- Instructions to follow -
Copy out each line of the material below with no changes.

- Listed entries -
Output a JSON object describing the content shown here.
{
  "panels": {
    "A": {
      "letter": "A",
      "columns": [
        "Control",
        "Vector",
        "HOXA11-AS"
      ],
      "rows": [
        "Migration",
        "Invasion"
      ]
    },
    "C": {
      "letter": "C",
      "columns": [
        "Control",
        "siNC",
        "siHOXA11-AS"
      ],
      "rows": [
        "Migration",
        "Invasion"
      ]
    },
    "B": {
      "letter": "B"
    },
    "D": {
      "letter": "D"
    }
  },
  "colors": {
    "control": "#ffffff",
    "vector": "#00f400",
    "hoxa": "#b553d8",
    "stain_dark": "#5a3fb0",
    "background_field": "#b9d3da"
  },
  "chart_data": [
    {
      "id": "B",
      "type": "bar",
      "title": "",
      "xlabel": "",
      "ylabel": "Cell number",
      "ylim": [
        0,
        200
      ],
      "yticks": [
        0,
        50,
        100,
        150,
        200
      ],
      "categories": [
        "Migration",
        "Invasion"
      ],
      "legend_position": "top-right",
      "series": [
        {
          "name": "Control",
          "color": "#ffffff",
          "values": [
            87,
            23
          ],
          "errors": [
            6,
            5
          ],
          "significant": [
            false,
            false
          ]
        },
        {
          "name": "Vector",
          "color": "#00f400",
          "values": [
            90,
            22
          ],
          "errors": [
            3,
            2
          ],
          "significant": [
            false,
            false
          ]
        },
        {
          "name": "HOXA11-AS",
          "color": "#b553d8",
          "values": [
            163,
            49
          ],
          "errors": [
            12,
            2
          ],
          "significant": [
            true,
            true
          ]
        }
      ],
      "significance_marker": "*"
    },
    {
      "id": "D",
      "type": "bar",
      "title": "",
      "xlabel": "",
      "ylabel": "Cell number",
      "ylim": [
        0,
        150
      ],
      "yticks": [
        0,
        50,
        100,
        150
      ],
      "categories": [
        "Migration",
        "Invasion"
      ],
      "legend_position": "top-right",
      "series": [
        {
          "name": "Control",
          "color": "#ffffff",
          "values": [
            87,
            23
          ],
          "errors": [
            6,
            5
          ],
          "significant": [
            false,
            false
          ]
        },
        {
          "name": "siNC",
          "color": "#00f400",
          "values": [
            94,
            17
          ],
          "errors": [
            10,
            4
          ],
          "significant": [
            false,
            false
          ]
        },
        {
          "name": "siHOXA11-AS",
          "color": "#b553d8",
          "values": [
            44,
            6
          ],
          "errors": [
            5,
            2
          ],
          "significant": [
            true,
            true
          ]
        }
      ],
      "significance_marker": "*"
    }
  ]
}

- The output -
Output a JSON object describing the content shown here.
{
  "panels": {
    "A": {
      "letter": "A",
      "columns": [
        "Control",
        "Vector",
        "HOXA11-AS"
      ],
      "rows": [
        "Migration",
        "Invasion"
      ]
    },
    "C": {
      "letter": "C",
      "columns": [
        "Control",
        "siNC",
        "siHOXA11-AS"
      ],
      "rows": [
        "Migration",
        "Invasion"
      ]
    },
    "B": {
      "letter": "B"
    },
    "D": {
      "letter": "D"
    }
  },
  "colors": {
    "control": "#ffffff",
    "vector": "#00f400",
    "hoxa": "#b553d8",
    "stain_dark": "#5a3fb0",
    "background_field": "#b9d3da"
  },
  "chart_data": [
    {
      "id": "B",
      "type": "bar",
      "title": "",
      "xlabel": "",
      "ylabel": "Cell number",
      "ylim": [
        0,
        200
      ],
      "yticks": [
        0,
        50,
        100,
        150,
        200
      ],
      "categories": [
        "Migration",
        "Invasion"
      ],
      "legend_position": "top-right",
      "series": [
        {
          "name": "Control",
          "color": "#ffffff",
          "values": [
            87,
            23
          ],
          "errors": [
            6,
            5
          ],
          "significant": [
            false,
            false
          ]
        },
        {
          "name": "Vector",
          "color": "#00f400",
          "values": [
            90,
            22
          ],
          "errors": [
            3,
            2
          ],
          "significant": [
            false,
            false
          ]
        },
        {
          "name": "HOXA11-AS",
          "color": "#b553d8",
          "values": [
            163,
            49
          ],
          "errors": [
            12,
            2
          ],
          "significant": [
            true,
            true
          ]
        }
      ],
      "significance_marker": "*"
    },
    {
      "id": "D",
      "type": "bar",
      "title": "",
      "xlabel": "",
      "ylabel": "Cell number",
      "ylim": [
        0,
        150
      ],
      "yticks": [
        0,
        50,
        100,
        150
      ],
      "categories": [
        "Migration",
        "Invasion"
      ],
      "legend_position": "top-right",
      "series": [
        {
          "name": "Control",
          "color": "#ffffff",
          "values": [
            87,
            23
          ],
          "errors": [
            6,
            5
          ],
          "significant": [
            false,
            false
          ]
        },
        {
          "name": "siNC",
          "color": "#00f400",
          "values": [
            94,
            17
          ],
          "errors": [
            10,
            4
          ],
          "significant": [
            false,
            false
          ]
        },
        {
          "name": "siHOXA11-AS",
          "color": "#b553d8",
          "values": [
            44,
            6
          ],
          "errors": [
            5,
            2
          ],
          "significant": [
            true,
            true
          ]
        }
      ],
      "significance_marker": "*"
    }
  ]
}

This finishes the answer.